Problem requirements:
Select the lines that hold the word "nattarbeid" and copy each one.

Figure record listings:
↓↓↓
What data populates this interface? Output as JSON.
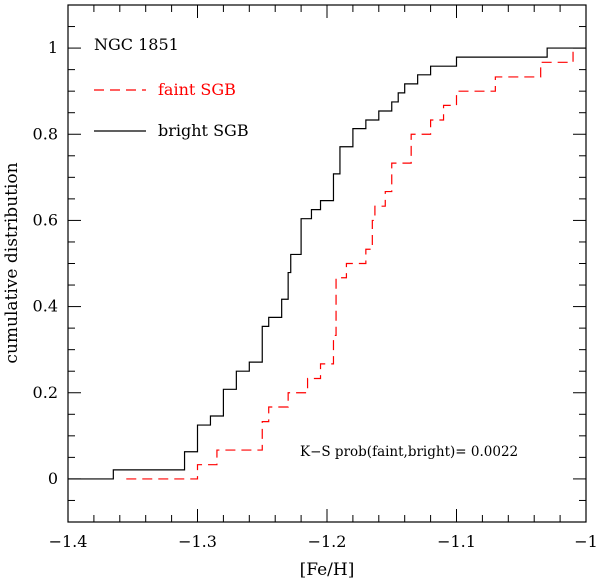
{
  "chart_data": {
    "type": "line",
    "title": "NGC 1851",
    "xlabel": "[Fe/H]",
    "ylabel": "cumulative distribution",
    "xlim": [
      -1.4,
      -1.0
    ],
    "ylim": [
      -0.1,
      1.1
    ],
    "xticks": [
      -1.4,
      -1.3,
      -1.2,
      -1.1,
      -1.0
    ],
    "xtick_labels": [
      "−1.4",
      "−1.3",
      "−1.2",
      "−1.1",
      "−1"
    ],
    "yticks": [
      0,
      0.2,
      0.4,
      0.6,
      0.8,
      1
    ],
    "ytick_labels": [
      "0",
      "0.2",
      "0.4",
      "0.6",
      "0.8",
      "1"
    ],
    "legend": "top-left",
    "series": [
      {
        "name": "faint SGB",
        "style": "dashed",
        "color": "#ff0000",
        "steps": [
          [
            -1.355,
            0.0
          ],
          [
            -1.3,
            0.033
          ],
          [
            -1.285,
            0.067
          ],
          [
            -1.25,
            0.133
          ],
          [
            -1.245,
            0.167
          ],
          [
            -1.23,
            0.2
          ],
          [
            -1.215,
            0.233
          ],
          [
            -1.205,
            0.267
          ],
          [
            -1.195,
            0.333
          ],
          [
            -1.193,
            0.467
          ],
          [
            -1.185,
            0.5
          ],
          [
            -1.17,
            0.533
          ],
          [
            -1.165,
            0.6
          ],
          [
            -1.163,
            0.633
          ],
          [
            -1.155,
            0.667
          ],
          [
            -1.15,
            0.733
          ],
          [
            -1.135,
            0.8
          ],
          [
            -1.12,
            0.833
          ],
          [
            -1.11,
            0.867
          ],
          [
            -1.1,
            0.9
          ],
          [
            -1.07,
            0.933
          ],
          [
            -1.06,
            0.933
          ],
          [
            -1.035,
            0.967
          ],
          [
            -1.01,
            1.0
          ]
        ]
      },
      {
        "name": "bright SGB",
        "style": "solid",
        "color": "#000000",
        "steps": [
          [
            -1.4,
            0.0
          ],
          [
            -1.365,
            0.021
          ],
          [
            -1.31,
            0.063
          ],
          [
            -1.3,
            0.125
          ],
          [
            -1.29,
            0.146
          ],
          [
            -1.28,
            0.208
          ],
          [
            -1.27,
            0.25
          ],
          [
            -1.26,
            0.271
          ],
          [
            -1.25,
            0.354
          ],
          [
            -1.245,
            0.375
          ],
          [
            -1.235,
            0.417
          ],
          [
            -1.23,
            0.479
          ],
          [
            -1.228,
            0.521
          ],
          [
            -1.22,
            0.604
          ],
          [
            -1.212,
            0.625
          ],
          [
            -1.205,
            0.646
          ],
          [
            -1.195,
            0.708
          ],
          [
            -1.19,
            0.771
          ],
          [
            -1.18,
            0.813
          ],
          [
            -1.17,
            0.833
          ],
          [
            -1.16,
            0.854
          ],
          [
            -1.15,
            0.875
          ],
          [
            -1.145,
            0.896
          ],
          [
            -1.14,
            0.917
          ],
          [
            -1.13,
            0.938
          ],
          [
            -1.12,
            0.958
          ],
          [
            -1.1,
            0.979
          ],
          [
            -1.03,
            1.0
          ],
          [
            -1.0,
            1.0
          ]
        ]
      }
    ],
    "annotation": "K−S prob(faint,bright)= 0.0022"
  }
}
↑↑↑
↓↓↓
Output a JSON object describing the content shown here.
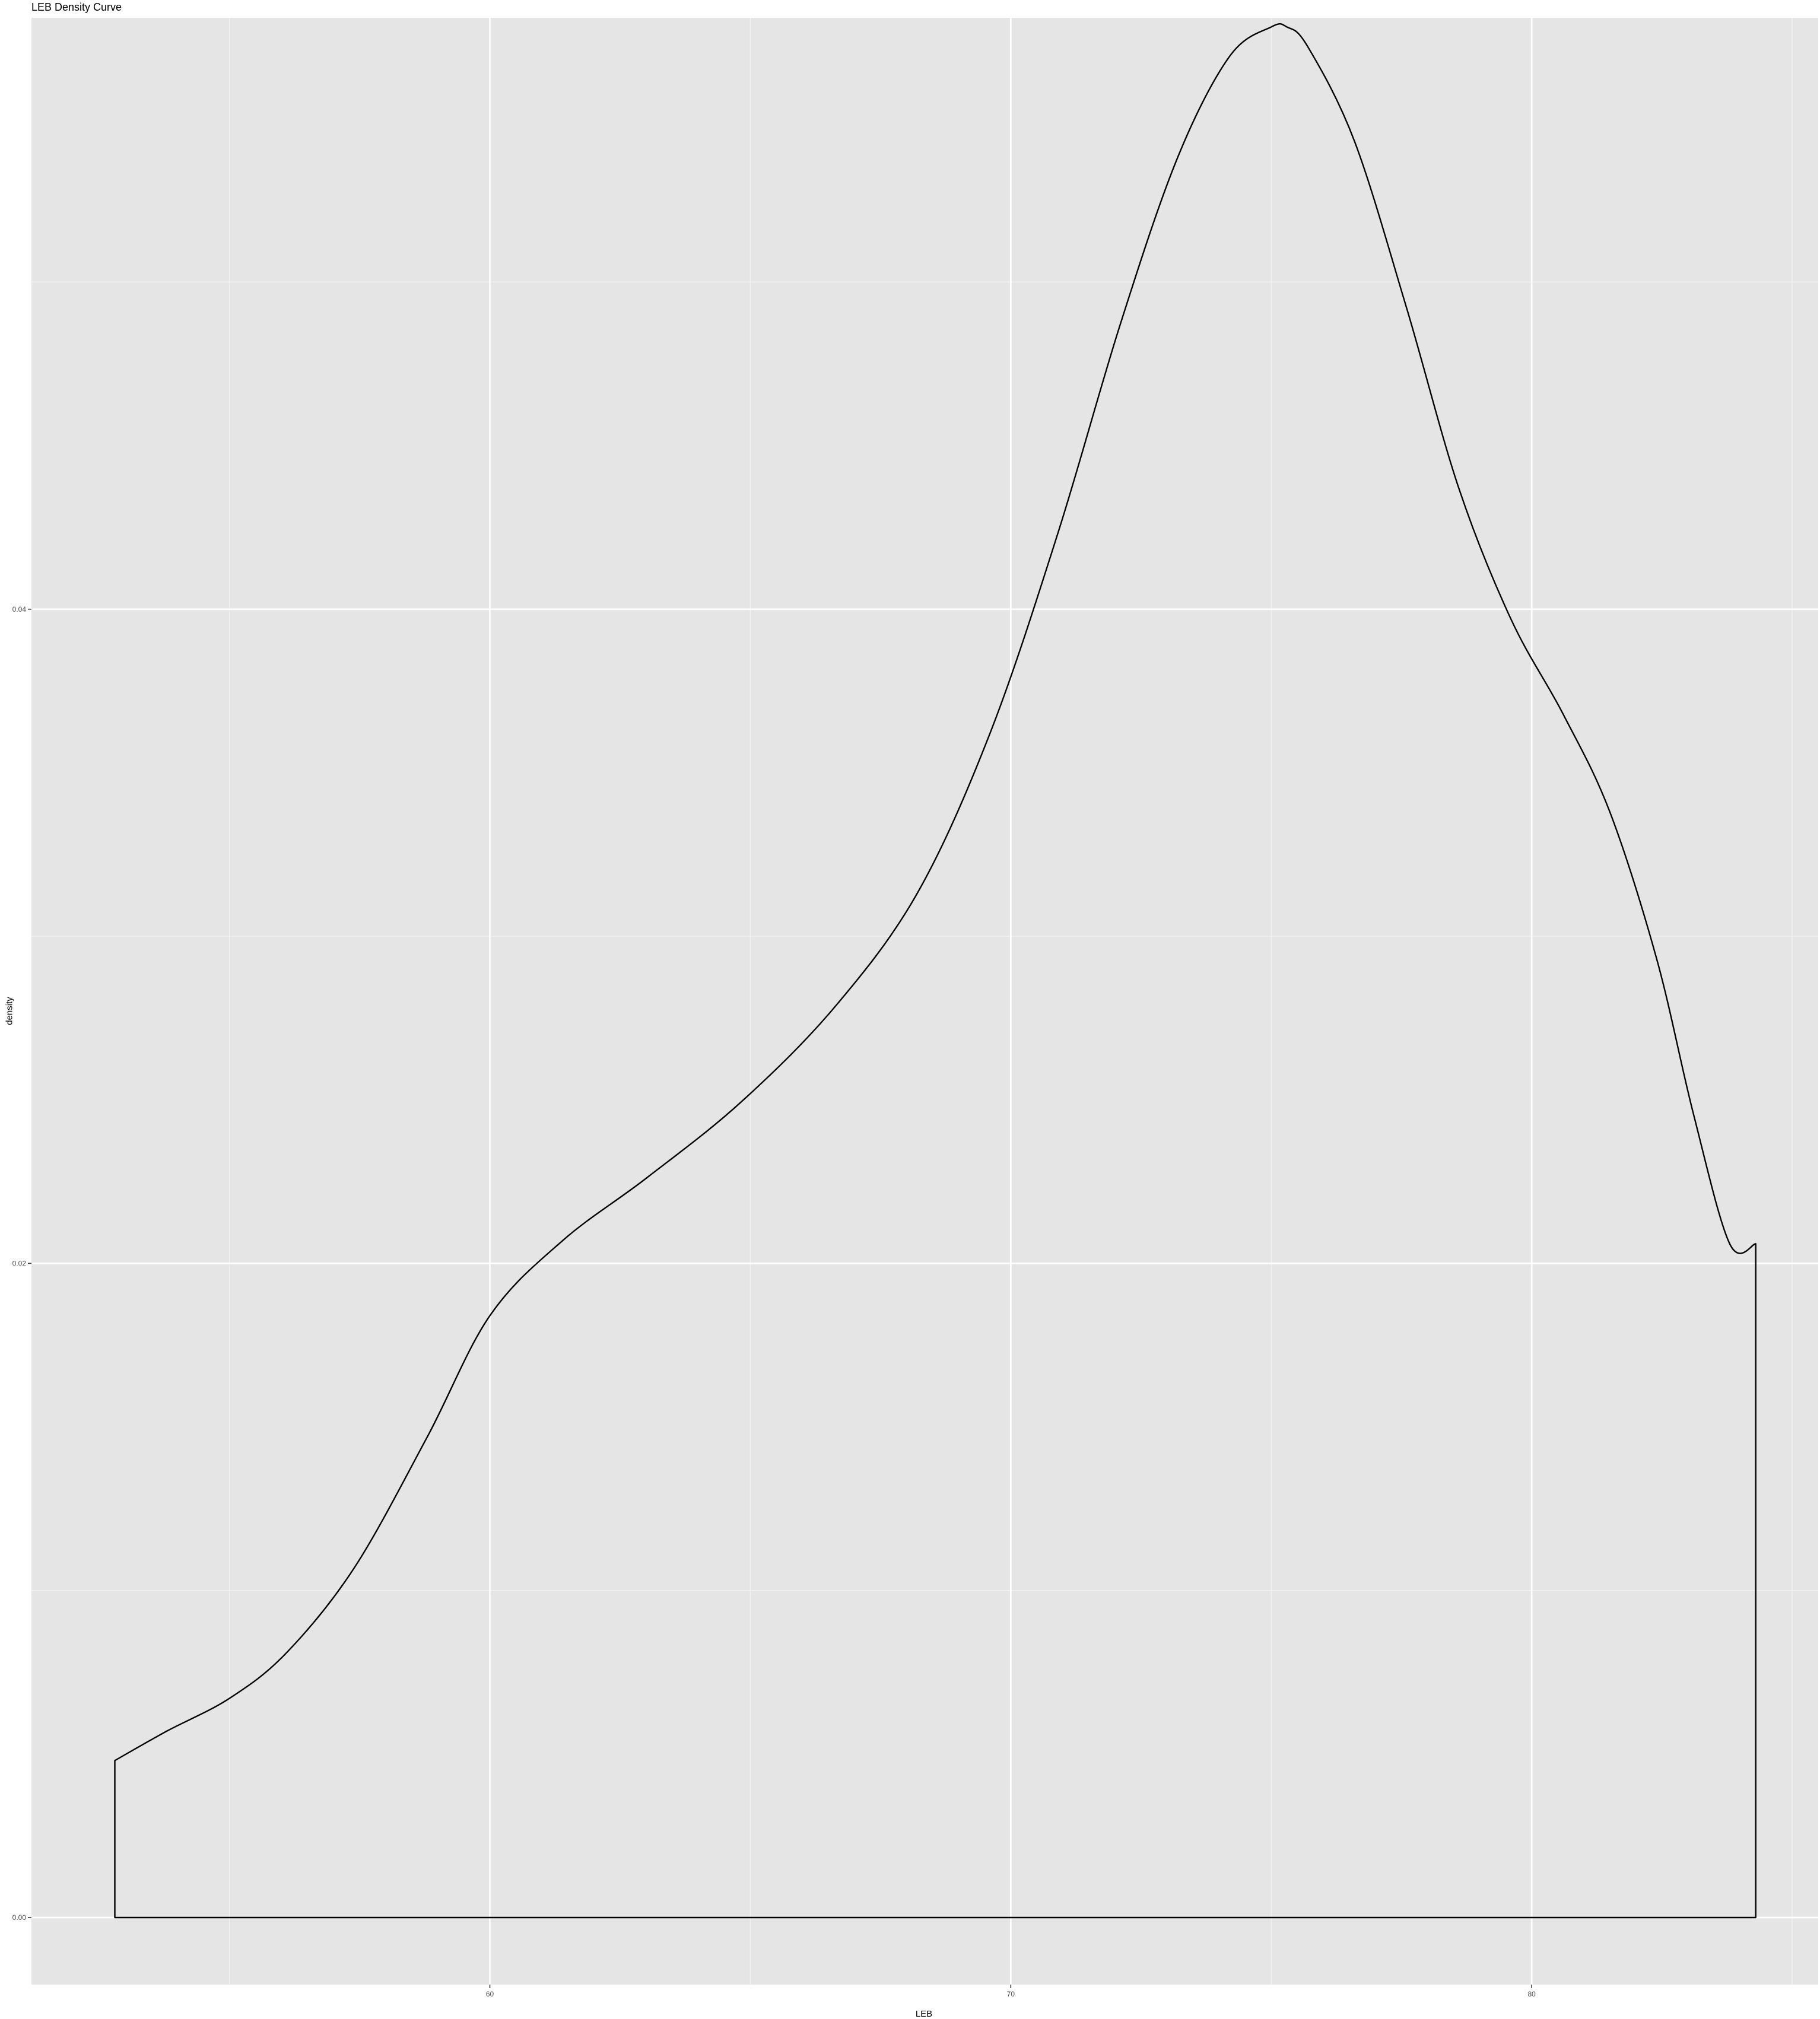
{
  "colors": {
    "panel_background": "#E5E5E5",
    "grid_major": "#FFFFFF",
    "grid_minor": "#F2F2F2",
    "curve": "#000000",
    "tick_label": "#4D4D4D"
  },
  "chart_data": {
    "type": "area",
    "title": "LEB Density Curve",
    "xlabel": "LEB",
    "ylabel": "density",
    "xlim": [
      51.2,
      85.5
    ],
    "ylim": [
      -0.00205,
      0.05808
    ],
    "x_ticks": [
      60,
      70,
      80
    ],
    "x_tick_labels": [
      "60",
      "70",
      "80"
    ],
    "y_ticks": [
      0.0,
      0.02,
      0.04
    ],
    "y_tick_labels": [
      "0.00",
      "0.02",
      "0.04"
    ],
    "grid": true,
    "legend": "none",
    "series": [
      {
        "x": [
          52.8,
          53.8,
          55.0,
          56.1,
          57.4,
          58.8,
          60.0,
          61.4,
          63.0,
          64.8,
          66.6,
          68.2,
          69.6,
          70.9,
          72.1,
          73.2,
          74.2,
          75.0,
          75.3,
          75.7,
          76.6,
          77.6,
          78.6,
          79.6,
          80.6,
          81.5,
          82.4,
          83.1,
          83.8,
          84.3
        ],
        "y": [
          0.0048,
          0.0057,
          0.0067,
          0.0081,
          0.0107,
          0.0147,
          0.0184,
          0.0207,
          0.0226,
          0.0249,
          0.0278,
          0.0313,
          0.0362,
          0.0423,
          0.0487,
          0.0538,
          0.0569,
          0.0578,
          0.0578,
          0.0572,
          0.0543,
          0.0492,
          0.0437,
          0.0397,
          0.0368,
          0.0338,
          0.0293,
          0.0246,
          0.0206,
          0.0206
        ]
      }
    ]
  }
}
↑↑↑
↓↓↓
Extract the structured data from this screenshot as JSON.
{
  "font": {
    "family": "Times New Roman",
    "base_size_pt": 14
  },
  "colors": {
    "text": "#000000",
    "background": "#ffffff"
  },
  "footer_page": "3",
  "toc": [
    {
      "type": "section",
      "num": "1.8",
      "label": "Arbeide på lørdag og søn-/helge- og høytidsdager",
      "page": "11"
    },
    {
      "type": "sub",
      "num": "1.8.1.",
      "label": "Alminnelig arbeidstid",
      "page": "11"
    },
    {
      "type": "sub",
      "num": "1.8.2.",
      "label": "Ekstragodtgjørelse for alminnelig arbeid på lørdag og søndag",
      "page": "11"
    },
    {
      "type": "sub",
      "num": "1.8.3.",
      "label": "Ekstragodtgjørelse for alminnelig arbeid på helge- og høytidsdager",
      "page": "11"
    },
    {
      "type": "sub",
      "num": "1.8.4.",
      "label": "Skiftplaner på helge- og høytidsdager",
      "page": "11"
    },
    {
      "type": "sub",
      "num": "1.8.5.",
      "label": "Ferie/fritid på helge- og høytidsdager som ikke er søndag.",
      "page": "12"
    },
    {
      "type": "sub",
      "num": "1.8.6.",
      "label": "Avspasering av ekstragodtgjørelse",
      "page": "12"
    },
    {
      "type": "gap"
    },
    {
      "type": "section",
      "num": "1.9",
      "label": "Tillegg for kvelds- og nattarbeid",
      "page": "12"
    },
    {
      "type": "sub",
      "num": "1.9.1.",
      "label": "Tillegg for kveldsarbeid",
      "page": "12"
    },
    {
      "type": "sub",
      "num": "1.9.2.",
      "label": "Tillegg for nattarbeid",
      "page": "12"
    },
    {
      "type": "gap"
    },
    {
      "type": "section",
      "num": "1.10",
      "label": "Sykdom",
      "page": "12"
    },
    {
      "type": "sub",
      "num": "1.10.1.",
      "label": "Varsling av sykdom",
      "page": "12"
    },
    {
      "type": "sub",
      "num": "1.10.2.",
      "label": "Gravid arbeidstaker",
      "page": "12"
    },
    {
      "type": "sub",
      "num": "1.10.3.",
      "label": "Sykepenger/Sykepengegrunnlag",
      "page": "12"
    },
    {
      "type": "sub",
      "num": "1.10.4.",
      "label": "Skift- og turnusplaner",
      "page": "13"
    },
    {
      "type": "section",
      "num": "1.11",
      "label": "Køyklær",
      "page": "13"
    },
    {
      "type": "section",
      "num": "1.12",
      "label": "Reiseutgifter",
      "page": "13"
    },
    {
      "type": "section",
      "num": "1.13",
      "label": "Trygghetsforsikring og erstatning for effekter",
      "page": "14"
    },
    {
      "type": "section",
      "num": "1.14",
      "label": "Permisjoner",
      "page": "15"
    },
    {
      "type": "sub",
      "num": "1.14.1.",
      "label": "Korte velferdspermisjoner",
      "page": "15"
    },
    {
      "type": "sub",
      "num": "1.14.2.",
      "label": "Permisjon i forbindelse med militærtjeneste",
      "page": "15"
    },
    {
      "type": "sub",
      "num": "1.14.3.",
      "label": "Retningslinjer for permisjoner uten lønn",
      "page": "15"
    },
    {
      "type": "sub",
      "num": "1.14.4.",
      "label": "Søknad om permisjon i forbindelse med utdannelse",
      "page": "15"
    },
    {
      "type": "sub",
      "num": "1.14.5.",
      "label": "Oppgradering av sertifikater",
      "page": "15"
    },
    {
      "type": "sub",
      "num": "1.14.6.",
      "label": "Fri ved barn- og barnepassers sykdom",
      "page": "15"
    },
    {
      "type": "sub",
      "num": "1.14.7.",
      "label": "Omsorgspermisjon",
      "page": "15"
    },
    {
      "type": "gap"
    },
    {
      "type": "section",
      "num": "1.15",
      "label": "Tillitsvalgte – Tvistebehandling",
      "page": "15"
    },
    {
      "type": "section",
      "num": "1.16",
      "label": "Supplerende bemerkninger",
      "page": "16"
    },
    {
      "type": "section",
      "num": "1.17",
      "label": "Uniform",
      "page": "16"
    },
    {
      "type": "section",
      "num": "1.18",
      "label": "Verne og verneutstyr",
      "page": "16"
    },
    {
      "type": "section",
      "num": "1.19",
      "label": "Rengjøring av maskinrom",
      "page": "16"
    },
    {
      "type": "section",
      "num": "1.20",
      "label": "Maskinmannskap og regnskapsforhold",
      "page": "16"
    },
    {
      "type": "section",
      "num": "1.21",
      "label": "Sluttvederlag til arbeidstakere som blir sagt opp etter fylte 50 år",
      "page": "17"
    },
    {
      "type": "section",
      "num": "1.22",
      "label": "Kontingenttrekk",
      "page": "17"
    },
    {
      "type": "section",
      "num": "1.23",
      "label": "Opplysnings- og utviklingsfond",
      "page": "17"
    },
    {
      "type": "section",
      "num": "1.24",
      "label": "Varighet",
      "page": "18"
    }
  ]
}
↑↑↑
Answer below:
      "label": "Tillegg for kvelds- og nattarbeid",
      "label": "Tillegg for nattarbeid",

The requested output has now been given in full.